*PROBLEM*:
Recast the data as a Markdown table with columns "Row" and "Line", starting with the line containing "calendar-12-icon: 12 — [554, 305, 664, 435]" and going on through the line containing "promo-card-weekly-reload: 12 Weekly". Skip any blank lines.

Element region listings
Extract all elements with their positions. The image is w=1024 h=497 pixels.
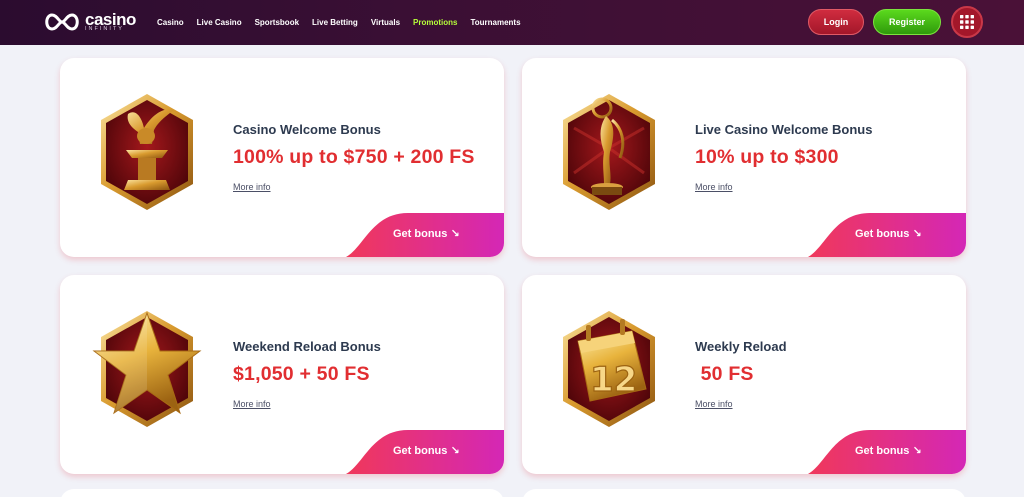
calendar-12-icon: 12 — [554, 305, 664, 435]
grid-icon — [960, 15, 974, 29]
infinity-icon — [45, 13, 79, 31]
more-info-link[interactable]: More info — [233, 399, 271, 409]
promo-amount: $1,050 + 50 FS — [233, 363, 370, 385]
promo-title: Casino Welcome Bonus — [233, 122, 381, 137]
get-bonus-label: Get bonus ↘ — [393, 228, 460, 240]
more-info-link[interactable]: More info — [233, 182, 271, 192]
promo-title: Weekly Reload — [695, 339, 787, 354]
promo-card-weekly-reload: 12 Weekly Reload 50 FS More info Get bon… — [522, 275, 966, 474]
promo-card-partial — [60, 489, 504, 497]
statuette-award-icon — [554, 88, 664, 218]
main-nav: Casino Live Casino Sportsbook Live Betti… — [157, 0, 534, 45]
register-button[interactable]: Register — [873, 9, 941, 35]
promo-card-weekend-reload: Weekend Reload Bonus $1,050 + 50 FS More… — [60, 275, 504, 474]
nav-item-live-betting[interactable]: Live Betting — [312, 18, 358, 27]
casino-infinity-logo[interactable]: casino INFINITY — [42, 11, 136, 33]
get-bonus-label: Get bonus ↘ — [393, 445, 460, 457]
more-info-link[interactable]: More info — [695, 182, 733, 192]
winged-lion-trophy-icon — [92, 88, 202, 218]
promo-title: Live Casino Welcome Bonus — [695, 122, 873, 137]
promo-amount: 100% up to $750 + 200 FS — [233, 146, 475, 168]
nav-item-casino[interactable]: Casino — [157, 18, 184, 27]
get-bonus-button[interactable]: Get bonus ↘ — [346, 213, 504, 257]
nav-item-tournaments[interactable]: Tournaments — [470, 18, 520, 27]
login-button[interactable]: Login — [808, 9, 864, 35]
more-info-link[interactable]: More info — [695, 399, 733, 409]
promo-amount: 10% up to $300 — [695, 146, 839, 168]
promo-amount: 50 FS — [695, 363, 754, 385]
nav-item-virtuals[interactable]: Virtuals — [371, 18, 400, 27]
menu-button[interactable] — [951, 6, 983, 38]
get-bonus-button[interactable]: Get bonus ↘ — [808, 213, 966, 257]
site-header: casino INFINITY Casino Live Casino Sport… — [0, 0, 1024, 45]
promo-card-live-casino-welcome: Live Casino Welcome Bonus 10% up to $300… — [522, 58, 966, 257]
get-bonus-button[interactable]: Get bonus ↘ — [808, 430, 966, 474]
nav-item-live-casino[interactable]: Live Casino — [197, 18, 242, 27]
get-bonus-label: Get bonus ↘ — [855, 445, 922, 457]
gold-star-icon — [92, 305, 202, 435]
promo-card-partial — [522, 489, 966, 497]
nav-item-promotions[interactable]: Promotions — [413, 18, 457, 27]
get-bonus-label: Get bonus ↘ — [855, 228, 922, 240]
promo-title: Weekend Reload Bonus — [233, 339, 381, 354]
get-bonus-button[interactable]: Get bonus ↘ — [346, 430, 504, 474]
nav-item-sportsbook[interactable]: Sportsbook — [255, 18, 299, 27]
svg-text:12: 12 — [590, 360, 637, 400]
promo-card-casino-welcome: Casino Welcome Bonus 100% up to $750 + 2… — [60, 58, 504, 257]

*RESULT OF THE EXERCISE*:
| Row | Line |
|---|---|
| 1 | calendar-12-icon: 12 — [554, 305, 664, 435] |
| 2 | grid-icon — [960, 15, 974, 29] |
| 3 | infinity-icon — [45, 13, 79, 31] |
| 4 | more-info-link[interactable]: More info — [233, 399, 271, 409] |
| 5 | promo-amount: $1,050 + 50 FS — [233, 363, 370, 385] |
| 6 | promo-title: Casino Welcome Bonus — [233, 122, 381, 137] |
| 7 | get-bonus-label: Get bonus ↘ — [393, 228, 460, 240] |
| 8 | more-info-link[interactable]: More info — [233, 182, 271, 192] |
| 9 | promo-title: Weekly Reload — [695, 339, 787, 354] |
| 10 | promo-card-weekly-reload: 12 Weekly Reload 50 FS More info Get bon… — [522, 275, 966, 474] |